■ REQUIRED TASK:
Only a number is wanted: how many lines in the listing contain the word "this"?

### DATA TO PROCESS ###

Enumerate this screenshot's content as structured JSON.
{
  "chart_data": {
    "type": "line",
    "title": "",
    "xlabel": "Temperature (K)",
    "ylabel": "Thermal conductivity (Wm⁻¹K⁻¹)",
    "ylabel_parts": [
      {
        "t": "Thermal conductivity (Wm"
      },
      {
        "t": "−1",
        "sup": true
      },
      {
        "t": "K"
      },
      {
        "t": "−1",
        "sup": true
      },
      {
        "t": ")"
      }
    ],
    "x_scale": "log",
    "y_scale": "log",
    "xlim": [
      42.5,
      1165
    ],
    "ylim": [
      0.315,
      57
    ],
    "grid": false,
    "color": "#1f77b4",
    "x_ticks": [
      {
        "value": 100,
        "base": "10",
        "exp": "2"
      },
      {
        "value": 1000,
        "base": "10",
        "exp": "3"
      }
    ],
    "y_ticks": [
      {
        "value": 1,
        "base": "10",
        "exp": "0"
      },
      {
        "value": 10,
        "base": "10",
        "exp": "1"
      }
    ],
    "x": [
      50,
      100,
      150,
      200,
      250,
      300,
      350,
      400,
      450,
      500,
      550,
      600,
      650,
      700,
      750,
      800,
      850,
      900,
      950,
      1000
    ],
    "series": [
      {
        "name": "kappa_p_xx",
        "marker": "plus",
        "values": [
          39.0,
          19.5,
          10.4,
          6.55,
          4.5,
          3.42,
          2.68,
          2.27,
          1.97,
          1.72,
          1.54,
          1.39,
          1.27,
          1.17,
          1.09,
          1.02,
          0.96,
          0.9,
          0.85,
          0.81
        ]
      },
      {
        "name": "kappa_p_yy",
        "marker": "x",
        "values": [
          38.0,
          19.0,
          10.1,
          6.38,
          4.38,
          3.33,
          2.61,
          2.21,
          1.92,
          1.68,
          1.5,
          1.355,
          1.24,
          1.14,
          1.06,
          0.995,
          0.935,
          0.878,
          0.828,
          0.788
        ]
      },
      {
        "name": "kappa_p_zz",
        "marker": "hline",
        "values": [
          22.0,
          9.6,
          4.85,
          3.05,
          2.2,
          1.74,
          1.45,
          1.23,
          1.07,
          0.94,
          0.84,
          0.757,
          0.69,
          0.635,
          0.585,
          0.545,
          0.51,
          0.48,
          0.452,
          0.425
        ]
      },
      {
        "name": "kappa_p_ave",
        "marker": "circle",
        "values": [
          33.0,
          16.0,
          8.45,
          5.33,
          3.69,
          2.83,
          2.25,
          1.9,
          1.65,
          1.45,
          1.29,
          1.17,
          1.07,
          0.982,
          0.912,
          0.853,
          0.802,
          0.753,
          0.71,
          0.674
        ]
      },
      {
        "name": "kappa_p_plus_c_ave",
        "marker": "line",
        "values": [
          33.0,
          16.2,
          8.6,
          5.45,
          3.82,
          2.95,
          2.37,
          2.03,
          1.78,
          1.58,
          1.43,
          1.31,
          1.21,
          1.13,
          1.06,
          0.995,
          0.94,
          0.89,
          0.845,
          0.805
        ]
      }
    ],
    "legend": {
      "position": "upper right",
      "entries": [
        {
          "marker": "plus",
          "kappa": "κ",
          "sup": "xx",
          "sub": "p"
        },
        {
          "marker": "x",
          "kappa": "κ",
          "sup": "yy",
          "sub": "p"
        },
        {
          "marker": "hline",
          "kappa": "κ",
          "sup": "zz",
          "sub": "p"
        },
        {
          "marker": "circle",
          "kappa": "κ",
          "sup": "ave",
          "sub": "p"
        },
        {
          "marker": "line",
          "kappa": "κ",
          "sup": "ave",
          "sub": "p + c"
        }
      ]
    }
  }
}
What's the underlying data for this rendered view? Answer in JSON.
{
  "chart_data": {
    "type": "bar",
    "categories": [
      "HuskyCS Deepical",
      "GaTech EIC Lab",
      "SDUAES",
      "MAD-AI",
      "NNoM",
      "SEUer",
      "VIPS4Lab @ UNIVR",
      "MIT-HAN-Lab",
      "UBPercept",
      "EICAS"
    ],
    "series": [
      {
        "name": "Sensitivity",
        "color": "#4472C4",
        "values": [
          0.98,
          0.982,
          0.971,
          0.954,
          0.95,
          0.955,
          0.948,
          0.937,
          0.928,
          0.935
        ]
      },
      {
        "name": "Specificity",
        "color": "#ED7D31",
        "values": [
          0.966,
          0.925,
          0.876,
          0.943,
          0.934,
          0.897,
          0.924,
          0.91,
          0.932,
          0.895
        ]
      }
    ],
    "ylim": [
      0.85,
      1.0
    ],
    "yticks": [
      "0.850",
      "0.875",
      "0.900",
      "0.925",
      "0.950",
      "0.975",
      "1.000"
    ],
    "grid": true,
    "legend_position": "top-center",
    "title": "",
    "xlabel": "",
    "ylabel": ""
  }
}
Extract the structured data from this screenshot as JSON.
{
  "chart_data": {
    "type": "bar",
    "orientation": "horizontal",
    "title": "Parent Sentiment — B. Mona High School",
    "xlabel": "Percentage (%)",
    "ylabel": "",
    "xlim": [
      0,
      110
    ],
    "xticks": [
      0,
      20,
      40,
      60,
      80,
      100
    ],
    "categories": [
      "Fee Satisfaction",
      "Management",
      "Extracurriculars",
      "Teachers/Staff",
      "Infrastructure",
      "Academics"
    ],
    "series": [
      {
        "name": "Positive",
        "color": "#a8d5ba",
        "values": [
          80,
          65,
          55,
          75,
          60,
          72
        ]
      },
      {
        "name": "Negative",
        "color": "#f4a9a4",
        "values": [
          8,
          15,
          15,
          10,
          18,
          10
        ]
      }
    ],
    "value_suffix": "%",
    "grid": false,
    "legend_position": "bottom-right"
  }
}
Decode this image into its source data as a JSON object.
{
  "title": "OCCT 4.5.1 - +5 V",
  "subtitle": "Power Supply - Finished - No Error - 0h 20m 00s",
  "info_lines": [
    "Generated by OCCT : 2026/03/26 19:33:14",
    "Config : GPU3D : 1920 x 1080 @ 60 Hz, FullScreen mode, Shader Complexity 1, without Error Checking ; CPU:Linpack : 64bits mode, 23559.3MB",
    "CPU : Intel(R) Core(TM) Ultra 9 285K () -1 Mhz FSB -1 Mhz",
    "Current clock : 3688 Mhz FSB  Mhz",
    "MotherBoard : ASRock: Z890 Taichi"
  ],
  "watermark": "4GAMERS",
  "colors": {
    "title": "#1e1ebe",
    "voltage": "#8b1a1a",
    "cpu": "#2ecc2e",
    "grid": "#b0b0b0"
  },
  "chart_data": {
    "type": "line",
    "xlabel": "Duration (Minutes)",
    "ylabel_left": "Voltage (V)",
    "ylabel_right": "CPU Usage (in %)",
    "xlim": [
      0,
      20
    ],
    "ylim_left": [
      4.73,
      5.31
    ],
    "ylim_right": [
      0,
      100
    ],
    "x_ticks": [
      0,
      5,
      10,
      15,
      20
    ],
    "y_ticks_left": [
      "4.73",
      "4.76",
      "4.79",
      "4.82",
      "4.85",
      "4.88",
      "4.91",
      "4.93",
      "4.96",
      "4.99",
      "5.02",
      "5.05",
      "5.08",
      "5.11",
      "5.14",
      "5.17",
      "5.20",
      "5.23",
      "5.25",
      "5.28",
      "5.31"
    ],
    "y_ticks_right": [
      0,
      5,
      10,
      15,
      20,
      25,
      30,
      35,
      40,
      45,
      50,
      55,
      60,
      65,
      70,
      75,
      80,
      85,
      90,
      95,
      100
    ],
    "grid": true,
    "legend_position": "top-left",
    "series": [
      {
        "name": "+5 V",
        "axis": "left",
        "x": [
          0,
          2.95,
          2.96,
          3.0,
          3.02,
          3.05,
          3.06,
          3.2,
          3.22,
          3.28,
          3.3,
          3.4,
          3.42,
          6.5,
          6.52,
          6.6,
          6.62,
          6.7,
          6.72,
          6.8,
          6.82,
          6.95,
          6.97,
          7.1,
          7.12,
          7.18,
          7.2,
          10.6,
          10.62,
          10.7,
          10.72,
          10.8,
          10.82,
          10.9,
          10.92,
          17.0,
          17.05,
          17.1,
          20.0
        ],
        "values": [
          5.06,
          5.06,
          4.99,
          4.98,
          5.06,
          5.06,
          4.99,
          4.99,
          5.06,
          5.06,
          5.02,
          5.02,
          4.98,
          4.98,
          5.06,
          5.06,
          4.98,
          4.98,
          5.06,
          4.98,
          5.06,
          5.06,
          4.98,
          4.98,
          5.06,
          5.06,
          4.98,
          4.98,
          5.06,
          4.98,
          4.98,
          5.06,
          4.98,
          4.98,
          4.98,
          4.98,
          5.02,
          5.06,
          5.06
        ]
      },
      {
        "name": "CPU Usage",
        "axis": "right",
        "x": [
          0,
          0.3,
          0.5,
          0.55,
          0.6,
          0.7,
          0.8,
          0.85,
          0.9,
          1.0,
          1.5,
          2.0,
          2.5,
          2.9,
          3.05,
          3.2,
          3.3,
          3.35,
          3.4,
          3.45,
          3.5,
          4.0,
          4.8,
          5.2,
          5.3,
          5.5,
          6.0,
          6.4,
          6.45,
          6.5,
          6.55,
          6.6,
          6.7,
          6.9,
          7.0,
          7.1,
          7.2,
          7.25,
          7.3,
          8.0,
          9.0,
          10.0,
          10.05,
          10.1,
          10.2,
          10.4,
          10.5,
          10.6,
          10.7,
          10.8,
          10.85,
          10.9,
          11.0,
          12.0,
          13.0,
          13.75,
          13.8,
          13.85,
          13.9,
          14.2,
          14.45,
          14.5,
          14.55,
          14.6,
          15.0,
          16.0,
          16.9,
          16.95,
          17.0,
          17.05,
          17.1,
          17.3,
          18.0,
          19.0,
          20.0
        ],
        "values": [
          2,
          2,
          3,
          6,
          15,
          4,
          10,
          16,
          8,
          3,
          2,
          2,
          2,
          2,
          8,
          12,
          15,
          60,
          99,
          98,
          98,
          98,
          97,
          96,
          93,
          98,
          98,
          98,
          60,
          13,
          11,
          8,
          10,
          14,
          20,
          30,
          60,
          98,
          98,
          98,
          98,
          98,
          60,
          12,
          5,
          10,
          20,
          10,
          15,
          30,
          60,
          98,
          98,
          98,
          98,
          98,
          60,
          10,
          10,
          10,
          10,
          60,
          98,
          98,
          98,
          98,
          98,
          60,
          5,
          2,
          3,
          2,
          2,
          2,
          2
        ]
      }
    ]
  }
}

###

■ EXPECTED OUTPUT:
4